[Selected text]:

It also contains a question whether there exists a 
nowhere weakly symmetric function
with two-element range.
One of the goals of this paper is to answer this question in 
the negative:

\thm{thNoASc}{There is no nowhere weakly symmetric function
$f\colon\real\to\{0,1\}$.
}

In the second part of the paper we will consider 
the variations of weak symmetric continuity 
and weak symmetry associated with 
any ideal $\I$ on $\real$ in the following way:
for every $x\in\real$ we choose an exceptional set $E_x\in\I$,
and for this $x$ we consider only the sequences $h_n$ disjoint 
with $E_x$. 
The investigation of these notions for 
the ideal of countable subsets of $\real$
leads to the following theorem. 

\thm{th:almost}{
The following conditions are equivalent.
\begin{description}
\item[{\rm (i)}]   The Continuum Hypothesis.
\item[{\rm (ii)}]  There exists a function $f\colon\real\to\{0,1\}$
                   such that $|S_x|\leq\omega$
                   for every $x\in\real$.
\item[{\rm (iii)}] There exists a function $f\colon\real\to\{0,1\}$ such
                   that for every
                   $x\in\real$ there exists an $\e_x>0$ such that
                   $|S_x\cap(0,\e_x)|\leq\omega$.
\item[{\rm (iv)}]  There exists a function $f\colon\real\to\{0,1\}$
                   such that $|T_x|\leq\omega$ for every $x\in\real$.
\item[{\rm (v)}] There exists a function $f\colon\real\to\{0,1\}$ such
                   that for every
                   $x\in\real$ there exists an $\e_x>0$ such that
                   $|T_x\cap(0,\e_x)|\leq\omega$.
\end{description}
}
It should be pointed  here that the equivalences
(i)$\Leftrightarrow$(ii)$\Leftrightarrow$(iii)
are known and were proved in ~\cite{CL}.  
(See also \cite[thm. 7.4.4]{CiBook}.)

We also show 
(Theorems~\ref{thAntiSym} and~\ref{thAntiSch}) 
that for the ideal of meager subsets of $\real$
a similar theorem cannot be proved. 






\section{Every function with two-element range is somewhere weakly symmetric
%There is no nowhere weakly symmetric function with two-element range
}

\noindent{\sc Proof of Theorem~\ref{thA}}(a).
We will first show that $S(f)$ is countable.
For $0<n<\omega$ let
\[
S_n(f) = \{x \in \real\colon (0,1/n)\cap S_x=\emptyset\}.
\]
Then clearly
\[
S(f)=\bigcup_{0<n<\omega}S_n(f).
\]
We will show that each $S_n(f)$ is discrete, so countable.

Fix an $n<\omega$, $n>0$.
We will show that if $a,b\in S_n(f)$ are such that
$0<b-a<1/n$ then the points $a$ and $b$ are isolated in $S_n(f)$.

[Exercise brief]: Print the part of the passage on weakly symmetric functions that begins at "We will first" and stops after "isolated in $S_n(f)$.", unchanged.

[Listing]:
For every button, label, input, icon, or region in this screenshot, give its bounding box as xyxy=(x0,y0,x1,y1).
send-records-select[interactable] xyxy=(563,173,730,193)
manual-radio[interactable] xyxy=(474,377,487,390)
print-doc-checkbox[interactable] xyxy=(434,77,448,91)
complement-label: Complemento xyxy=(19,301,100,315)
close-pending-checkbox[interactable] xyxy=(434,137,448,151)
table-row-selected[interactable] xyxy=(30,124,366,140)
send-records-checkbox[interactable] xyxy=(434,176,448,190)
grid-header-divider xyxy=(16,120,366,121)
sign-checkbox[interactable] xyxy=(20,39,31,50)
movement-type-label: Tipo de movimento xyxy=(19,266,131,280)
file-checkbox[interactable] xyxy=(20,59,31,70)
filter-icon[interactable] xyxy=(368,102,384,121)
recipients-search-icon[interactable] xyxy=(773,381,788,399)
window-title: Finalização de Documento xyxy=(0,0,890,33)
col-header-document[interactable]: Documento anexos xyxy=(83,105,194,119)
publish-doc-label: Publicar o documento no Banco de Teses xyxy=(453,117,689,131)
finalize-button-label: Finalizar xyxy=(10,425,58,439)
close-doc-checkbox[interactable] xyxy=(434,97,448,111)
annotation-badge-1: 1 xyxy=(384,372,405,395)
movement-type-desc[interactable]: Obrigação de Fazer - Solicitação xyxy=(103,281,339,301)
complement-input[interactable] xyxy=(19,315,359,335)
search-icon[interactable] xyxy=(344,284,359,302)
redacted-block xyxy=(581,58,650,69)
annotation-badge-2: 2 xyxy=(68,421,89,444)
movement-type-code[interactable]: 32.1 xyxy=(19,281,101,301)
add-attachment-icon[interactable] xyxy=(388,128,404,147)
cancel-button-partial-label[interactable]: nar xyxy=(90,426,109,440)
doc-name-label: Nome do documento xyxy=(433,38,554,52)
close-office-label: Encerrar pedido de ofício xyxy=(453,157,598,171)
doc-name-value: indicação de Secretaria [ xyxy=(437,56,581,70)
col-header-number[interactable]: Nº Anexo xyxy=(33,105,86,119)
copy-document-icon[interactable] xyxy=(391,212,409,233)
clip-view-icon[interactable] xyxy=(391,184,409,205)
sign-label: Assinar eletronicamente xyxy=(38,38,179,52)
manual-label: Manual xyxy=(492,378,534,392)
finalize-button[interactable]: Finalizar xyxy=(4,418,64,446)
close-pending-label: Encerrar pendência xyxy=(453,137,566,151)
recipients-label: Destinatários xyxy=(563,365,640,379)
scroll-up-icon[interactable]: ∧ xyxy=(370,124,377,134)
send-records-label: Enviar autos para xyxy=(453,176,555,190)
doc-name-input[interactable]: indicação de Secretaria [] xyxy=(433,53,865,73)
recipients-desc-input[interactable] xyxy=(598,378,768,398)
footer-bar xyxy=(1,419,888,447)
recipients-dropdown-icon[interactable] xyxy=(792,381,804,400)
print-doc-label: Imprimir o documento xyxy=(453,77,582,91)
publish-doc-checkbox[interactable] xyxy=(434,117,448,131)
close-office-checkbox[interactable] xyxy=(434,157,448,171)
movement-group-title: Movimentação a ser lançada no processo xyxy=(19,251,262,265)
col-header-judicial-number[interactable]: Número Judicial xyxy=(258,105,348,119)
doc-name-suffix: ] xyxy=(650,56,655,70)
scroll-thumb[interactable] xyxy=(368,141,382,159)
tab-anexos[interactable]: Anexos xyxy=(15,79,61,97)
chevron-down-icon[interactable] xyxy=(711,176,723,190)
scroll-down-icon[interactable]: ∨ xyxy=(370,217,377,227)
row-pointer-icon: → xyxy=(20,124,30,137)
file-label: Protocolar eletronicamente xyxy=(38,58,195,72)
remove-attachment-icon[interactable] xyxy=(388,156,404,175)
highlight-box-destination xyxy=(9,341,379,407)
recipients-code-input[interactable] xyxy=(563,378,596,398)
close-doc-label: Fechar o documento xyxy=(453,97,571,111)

[Correct result]:
We will first show that $S(f)$ is countable.
For $0<n<\omega$ let
\[
S_n(f) = \{x \in \real\colon (0,1/n)\cap S_x=\emptyset\}.
\]
Then clearly
\[
S(f)=\bigcup_{0<n<\omega}S_n(f).
\]
We will show that each $S_n(f)$ is discrete, so countable.

Fix an $n<\omega$, $n>0$.
We will show that if $a,b\in S_n(f)$ are such that
$0<b-a<1/n$ then the points $a$ and $b$ are isolated in $S_n(f)$.